[Stored entries]

-.-.-

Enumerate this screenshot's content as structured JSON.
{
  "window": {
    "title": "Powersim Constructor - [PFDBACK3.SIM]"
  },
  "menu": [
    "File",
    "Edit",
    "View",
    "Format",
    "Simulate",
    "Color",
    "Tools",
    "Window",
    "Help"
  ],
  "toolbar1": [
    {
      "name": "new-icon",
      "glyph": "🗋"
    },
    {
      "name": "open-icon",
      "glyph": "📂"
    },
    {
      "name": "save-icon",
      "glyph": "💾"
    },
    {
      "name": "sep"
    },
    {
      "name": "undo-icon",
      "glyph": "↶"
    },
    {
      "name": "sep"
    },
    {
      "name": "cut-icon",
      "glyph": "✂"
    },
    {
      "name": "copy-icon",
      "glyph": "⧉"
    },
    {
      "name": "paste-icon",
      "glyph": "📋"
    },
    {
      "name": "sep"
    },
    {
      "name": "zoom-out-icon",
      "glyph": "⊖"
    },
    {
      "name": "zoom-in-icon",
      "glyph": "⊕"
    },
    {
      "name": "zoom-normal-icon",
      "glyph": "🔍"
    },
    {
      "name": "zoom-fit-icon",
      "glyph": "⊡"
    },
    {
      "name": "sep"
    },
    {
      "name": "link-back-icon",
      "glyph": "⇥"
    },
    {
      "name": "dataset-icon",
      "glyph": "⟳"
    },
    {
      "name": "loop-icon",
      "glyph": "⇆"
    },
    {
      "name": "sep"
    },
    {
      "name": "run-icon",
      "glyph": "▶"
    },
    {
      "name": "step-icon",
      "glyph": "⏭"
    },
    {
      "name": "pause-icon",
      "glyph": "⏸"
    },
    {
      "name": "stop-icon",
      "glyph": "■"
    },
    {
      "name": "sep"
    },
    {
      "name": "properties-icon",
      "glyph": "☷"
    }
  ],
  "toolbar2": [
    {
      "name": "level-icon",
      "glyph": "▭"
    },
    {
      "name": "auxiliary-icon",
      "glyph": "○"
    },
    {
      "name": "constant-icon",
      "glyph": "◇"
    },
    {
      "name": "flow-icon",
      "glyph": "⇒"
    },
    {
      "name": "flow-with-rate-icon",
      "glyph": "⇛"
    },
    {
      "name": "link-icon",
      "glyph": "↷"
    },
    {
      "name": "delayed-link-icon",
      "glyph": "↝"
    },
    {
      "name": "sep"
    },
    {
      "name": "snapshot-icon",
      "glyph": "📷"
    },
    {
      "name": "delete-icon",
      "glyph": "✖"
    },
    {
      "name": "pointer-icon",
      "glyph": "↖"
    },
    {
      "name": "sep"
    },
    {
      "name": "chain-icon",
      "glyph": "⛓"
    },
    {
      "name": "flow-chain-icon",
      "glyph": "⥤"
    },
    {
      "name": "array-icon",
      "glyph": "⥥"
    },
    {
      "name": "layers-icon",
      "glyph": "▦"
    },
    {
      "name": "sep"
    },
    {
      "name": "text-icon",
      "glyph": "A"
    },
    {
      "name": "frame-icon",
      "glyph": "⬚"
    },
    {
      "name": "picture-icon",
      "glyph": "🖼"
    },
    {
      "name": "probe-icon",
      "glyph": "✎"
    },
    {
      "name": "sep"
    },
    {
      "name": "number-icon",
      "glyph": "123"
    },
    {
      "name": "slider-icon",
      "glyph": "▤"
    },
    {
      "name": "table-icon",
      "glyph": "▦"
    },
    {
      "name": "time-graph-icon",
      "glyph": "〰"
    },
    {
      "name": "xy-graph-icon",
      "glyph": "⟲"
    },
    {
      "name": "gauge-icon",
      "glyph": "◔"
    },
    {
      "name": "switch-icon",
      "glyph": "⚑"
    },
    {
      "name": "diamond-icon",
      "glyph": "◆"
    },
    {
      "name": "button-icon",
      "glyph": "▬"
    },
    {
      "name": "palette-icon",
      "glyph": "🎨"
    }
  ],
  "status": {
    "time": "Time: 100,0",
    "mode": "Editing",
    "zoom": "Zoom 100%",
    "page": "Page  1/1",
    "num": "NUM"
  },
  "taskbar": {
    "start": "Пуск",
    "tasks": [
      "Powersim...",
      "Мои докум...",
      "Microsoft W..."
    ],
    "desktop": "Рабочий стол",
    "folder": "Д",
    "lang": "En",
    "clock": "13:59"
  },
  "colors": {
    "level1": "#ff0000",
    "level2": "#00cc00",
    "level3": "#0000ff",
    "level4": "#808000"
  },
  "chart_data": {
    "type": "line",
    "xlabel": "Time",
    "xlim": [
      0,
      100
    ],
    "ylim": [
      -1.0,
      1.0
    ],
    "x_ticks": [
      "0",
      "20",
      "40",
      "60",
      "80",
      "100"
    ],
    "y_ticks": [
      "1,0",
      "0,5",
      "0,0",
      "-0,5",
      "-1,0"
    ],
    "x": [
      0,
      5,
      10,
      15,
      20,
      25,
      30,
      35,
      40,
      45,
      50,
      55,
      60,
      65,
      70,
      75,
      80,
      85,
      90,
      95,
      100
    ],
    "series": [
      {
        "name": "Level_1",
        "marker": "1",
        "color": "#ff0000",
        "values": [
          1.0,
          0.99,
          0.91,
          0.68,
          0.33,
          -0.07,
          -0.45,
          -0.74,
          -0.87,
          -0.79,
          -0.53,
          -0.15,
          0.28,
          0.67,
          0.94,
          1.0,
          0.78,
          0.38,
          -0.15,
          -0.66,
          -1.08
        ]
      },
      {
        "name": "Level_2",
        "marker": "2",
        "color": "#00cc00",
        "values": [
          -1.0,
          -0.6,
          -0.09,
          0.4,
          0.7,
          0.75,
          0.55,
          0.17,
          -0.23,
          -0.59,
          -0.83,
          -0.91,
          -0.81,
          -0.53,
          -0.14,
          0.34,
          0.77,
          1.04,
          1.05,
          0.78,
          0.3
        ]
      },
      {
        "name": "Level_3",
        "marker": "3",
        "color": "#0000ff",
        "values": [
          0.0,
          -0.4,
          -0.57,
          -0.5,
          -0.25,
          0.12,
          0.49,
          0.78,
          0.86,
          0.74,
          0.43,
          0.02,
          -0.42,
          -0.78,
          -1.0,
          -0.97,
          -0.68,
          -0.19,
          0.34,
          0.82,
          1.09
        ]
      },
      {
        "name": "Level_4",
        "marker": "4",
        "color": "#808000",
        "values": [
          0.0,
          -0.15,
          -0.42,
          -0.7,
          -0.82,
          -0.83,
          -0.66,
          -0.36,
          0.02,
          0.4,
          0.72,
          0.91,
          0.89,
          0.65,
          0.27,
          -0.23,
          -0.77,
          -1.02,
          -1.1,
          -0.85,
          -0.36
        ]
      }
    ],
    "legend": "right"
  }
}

-.-.-

§ **WHAT THE TASK REQUIRES**
Make an exact copy of the material above.

§ **SOLUTION TO THIS TASK**
Enumerate this screenshot's content as structured JSON.
{
  "window": {
    "title": "Powersim Constructor - [PFDBACK3.SIM]"
  },
  "menu": [
    "File",
    "Edit",
    "View",
    "Format",
    "Simulate",
    "Color",
    "Tools",
    "Window",
    "Help"
  ],
  "toolbar1": [
    {
      "name": "new-icon",
      "glyph": "🗋"
    },
    {
      "name": "open-icon",
      "glyph": "📂"
    },
    {
      "name": "save-icon",
      "glyph": "💾"
    },
    {
      "name": "sep"
    },
    {
      "name": "undo-icon",
      "glyph": "↶"
    },
    {
      "name": "sep"
    },
    {
      "name": "cut-icon",
      "glyph": "✂"
    },
    {
      "name": "copy-icon",
      "glyph": "⧉"
    },
    {
      "name": "paste-icon",
      "glyph": "📋"
    },
    {
      "name": "sep"
    },
    {
      "name": "zoom-out-icon",
      "glyph": "⊖"
    },
    {
      "name": "zoom-in-icon",
      "glyph": "⊕"
    },
    {
      "name": "zoom-normal-icon",
      "glyph": "🔍"
    },
    {
      "name": "zoom-fit-icon",
      "glyph": "⊡"
    },
    {
      "name": "sep"
    },
    {
      "name": "link-back-icon",
      "glyph": "⇥"
    },
    {
      "name": "dataset-icon",
      "glyph": "⟳"
    },
    {
      "name": "loop-icon",
      "glyph": "⇆"
    },
    {
      "name": "sep"
    },
    {
      "name": "run-icon",
      "glyph": "▶"
    },
    {
      "name": "step-icon",
      "glyph": "⏭"
    },
    {
      "name": "pause-icon",
      "glyph": "⏸"
    },
    {
      "name": "stop-icon",
      "glyph": "■"
    },
    {
      "name": "sep"
    },
    {
      "name": "properties-icon",
      "glyph": "☷"
    }
  ],
  "toolbar2": [
    {
      "name": "level-icon",
      "glyph": "▭"
    },
    {
      "name": "auxiliary-icon",
      "glyph": "○"
    },
    {
      "name": "constant-icon",
      "glyph": "◇"
    },
    {
      "name": "flow-icon",
      "glyph": "⇒"
    },
    {
      "name": "flow-with-rate-icon",
      "glyph": "⇛"
    },
    {
      "name": "link-icon",
      "glyph": "↷"
    },
    {
      "name": "delayed-link-icon",
      "glyph": "↝"
    },
    {
      "name": "sep"
    },
    {
      "name": "snapshot-icon",
      "glyph": "📷"
    },
    {
      "name": "delete-icon",
      "glyph": "✖"
    },
    {
      "name": "pointer-icon",
      "glyph": "↖"
    },
    {
      "name": "sep"
    },
    {
      "name": "chain-icon",
      "glyph": "⛓"
    },
    {
      "name": "flow-chain-icon",
      "glyph": "⥤"
    },
    {
      "name": "array-icon",
      "glyph": "⥥"
    },
    {
      "name": "layers-icon",
      "glyph": "▦"
    },
    {
      "name": "sep"
    },
    {
      "name": "text-icon",
      "glyph": "A"
    },
    {
      "name": "frame-icon",
      "glyph": "⬚"
    },
    {
      "name": "picture-icon",
      "glyph": "🖼"
    },
    {
      "name": "probe-icon",
      "glyph": "✎"
    },
    {
      "name": "sep"
    },
    {
      "name": "number-icon",
      "glyph": "123"
    },
    {
      "name": "slider-icon",
      "glyph": "▤"
    },
    {
      "name": "table-icon",
      "glyph": "▦"
    },
    {
      "name": "time-graph-icon",
      "glyph": "〰"
    },
    {
      "name": "xy-graph-icon",
      "glyph": "⟲"
    },
    {
      "name": "gauge-icon",
      "glyph": "◔"
    },
    {
      "name": "switch-icon",
      "glyph": "⚑"
    },
    {
      "name": "diamond-icon",
      "glyph": "◆"
    },
    {
      "name": "button-icon",
      "glyph": "▬"
    },
    {
      "name": "palette-icon",
      "glyph": "🎨"
    }
  ],
  "status": {
    "time": "Time: 100,0",
    "mode": "Editing",
    "zoom": "Zoom 100%",
    "page": "Page  1/1",
    "num": "NUM"
  },
  "taskbar": {
    "start": "Пуск",
    "tasks": [
      "Powersim...",
      "Мои докум...",
      "Microsoft W..."
    ],
    "desktop": "Рабочий стол",
    "folder": "Д",
    "lang": "En",
    "clock": "13:59"
  },
  "colors": {
    "level1": "#ff0000",
    "level2": "#00cc00",
    "level3": "#0000ff",
    "level4": "#808000"
  },
  "chart_data": {
    "type": "line",
    "xlabel": "Time",
    "xlim": [
      0,
      100
    ],
    "ylim": [
      -1.0,
      1.0
    ],
    "x_ticks": [
      "0",
      "20",
      "40",
      "60",
      "80",
      "100"
    ],
    "y_ticks": [
      "1,0",
      "0,5",
      "0,0",
      "-0,5",
      "-1,0"
    ],
    "x": [
      0,
      5,
      10,
      15,
      20,
      25,
      30,
      35,
      40,
      45,
      50,
      55,
      60,
      65,
      70,
      75,
      80,
      85,
      90,
      95,
      100
    ],
    "series": [
      {
        "name": "Level_1",
        "marker": "1",
        "color": "#ff0000",
        "values": [
          1.0,
          0.99,
          0.91,
          0.68,
          0.33,
          -0.07,
          -0.45,
          -0.74,
          -0.87,
          -0.79,
          -0.53,
          -0.15,
          0.28,
          0.67,
          0.94,
          1.0,
          0.78,
          0.38,
          -0.15,
          -0.66,
          -1.08
        ]
      },
      {
        "name": "Level_2",
        "marker": "2",
        "color": "#00cc00",
        "values": [
          -1.0,
          -0.6,
          -0.09,
          0.4,
          0.7,
          0.75,
          0.55,
          0.17,
          -0.23,
          -0.59,
          -0.83,
          -0.91,
          -0.81,
          -0.53,
          -0.14,
          0.34,
          0.77,
          1.04,
          1.05,
          0.78,
          0.3
        ]
      },
      {
        "name": "Level_3",
        "marker": "3",
        "color": "#0000ff",
        "values": [
          0.0,
          -0.4,
          -0.57,
          -0.5,
          -0.25,
          0.12,
          0.49,
          0.78,
          0.86,
          0.74,
          0.43,
          0.02,
          -0.42,
          -0.78,
          -1.0,
          -0.97,
          -0.68,
          -0.19,
          0.34,
          0.82,
          1.09
        ]
      },
      {
        "name": "Level_4",
        "marker": "4",
        "color": "#808000",
        "values": [
          0.0,
          -0.15,
          -0.42,
          -0.7,
          -0.82,
          -0.83,
          -0.66,
          -0.36,
          0.02,
          0.4,
          0.72,
          0.91,
          0.89,
          0.65,
          0.27,
          -0.23,
          -0.77,
          -1.02,
          -1.1,
          -0.85,
          -0.36
        ]
      }
    ],
    "legend": "right"
  }
}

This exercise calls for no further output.